## WHAT TO WORK ON
Count, in the entries below, the lines in which "Меню" occurs. Give the number, nothing more.

[Extracted records]
* * *
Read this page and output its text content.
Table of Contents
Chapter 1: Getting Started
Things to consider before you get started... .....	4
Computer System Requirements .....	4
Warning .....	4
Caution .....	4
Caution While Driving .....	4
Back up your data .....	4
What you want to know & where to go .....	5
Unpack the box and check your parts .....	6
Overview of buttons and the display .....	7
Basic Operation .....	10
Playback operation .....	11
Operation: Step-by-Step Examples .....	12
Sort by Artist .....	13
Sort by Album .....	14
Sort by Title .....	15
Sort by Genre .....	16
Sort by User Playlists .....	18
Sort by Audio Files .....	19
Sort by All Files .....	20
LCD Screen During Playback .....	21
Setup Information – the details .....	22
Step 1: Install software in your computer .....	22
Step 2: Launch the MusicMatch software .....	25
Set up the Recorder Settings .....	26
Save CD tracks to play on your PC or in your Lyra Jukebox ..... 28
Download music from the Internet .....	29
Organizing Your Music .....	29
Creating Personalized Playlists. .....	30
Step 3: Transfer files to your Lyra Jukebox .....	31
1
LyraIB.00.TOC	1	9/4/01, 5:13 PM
* * *
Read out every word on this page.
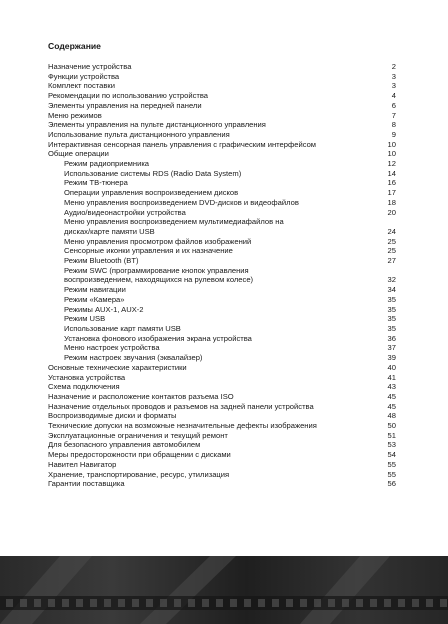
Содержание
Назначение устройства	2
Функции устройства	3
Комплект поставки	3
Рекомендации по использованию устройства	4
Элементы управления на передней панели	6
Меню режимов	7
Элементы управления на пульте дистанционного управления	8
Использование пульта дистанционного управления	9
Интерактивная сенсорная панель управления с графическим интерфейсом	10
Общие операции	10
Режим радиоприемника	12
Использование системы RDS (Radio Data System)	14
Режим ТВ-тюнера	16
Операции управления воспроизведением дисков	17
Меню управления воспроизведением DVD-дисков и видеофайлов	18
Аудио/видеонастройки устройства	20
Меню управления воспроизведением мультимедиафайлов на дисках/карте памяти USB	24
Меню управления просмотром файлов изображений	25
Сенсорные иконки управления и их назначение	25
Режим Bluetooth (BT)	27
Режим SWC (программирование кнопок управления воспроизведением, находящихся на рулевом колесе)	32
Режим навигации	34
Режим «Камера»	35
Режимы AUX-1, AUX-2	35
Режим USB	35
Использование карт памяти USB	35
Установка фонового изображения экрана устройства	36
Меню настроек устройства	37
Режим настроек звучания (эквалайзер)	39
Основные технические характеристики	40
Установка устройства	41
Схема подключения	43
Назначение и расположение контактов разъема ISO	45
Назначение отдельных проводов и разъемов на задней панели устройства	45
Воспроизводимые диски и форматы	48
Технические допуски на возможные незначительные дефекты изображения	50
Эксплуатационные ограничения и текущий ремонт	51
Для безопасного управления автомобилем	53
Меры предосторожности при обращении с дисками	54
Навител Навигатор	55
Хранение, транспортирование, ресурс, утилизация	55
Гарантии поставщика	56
* * *
## FINISHED EXERCISE
5